*PROBLEM STATEMENT:* Identify the lines in the data below that contain "ripercussione" and give only how many there are.

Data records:
□ □ □ □ □

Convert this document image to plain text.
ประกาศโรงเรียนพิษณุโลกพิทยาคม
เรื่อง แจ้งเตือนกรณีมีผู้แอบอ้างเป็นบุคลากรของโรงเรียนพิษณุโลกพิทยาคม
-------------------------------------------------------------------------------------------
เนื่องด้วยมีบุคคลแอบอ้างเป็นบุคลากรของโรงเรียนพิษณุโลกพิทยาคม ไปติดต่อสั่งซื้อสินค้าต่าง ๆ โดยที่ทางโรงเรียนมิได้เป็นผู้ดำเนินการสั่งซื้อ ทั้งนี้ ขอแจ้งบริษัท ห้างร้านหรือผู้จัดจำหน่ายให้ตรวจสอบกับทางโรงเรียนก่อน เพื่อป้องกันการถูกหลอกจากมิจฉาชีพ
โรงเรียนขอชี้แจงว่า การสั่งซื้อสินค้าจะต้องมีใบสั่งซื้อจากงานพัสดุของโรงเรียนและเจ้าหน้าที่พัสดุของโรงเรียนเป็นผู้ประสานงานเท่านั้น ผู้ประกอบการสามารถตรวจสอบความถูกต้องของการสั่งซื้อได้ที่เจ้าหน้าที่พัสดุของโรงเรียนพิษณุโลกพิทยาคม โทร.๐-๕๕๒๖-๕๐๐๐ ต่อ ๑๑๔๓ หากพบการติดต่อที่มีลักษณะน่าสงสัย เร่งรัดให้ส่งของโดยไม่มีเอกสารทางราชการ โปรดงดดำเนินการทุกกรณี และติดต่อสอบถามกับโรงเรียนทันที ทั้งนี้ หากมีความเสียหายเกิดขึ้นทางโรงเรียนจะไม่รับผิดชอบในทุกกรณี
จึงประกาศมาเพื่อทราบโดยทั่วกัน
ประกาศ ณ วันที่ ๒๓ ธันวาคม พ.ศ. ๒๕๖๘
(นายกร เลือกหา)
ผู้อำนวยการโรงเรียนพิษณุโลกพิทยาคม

□ □ □ □ □

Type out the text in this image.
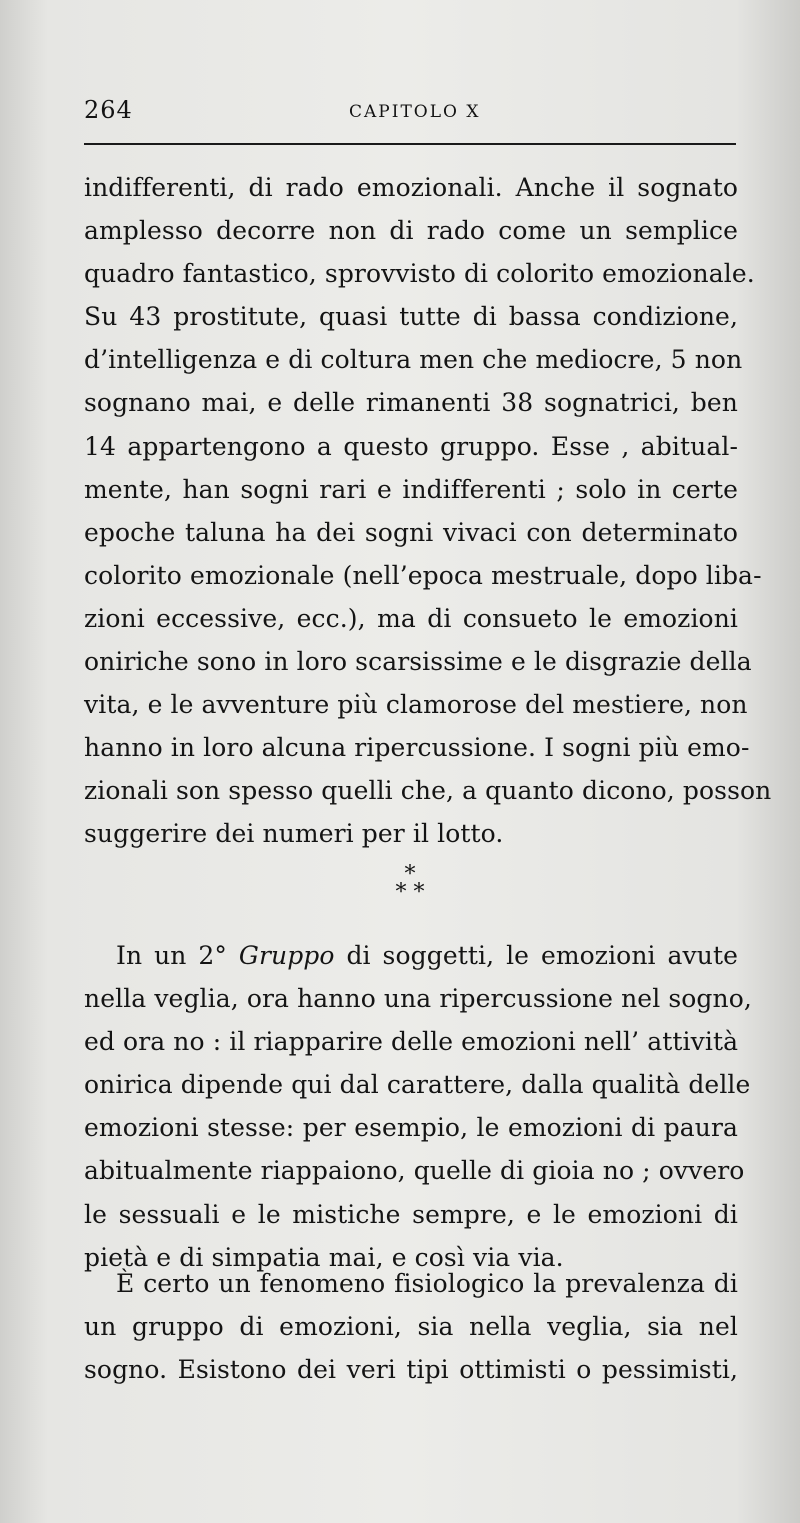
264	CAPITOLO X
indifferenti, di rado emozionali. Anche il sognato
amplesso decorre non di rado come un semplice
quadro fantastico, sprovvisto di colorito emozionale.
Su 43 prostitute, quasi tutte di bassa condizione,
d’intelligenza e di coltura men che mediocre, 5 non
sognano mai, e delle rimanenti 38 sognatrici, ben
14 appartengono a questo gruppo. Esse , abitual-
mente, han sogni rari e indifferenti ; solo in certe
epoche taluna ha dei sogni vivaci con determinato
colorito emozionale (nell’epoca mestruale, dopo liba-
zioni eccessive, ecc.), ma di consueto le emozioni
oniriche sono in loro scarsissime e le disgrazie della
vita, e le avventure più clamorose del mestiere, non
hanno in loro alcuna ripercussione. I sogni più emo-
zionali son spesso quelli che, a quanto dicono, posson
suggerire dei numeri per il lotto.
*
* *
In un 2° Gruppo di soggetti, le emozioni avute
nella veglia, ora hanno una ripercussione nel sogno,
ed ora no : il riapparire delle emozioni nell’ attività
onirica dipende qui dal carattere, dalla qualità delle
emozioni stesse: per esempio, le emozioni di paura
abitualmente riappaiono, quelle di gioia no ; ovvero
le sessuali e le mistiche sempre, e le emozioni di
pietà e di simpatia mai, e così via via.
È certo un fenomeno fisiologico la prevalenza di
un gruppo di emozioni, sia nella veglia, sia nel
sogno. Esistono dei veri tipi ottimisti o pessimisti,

□ □ □ □ □

*THE OUTPUT:* 2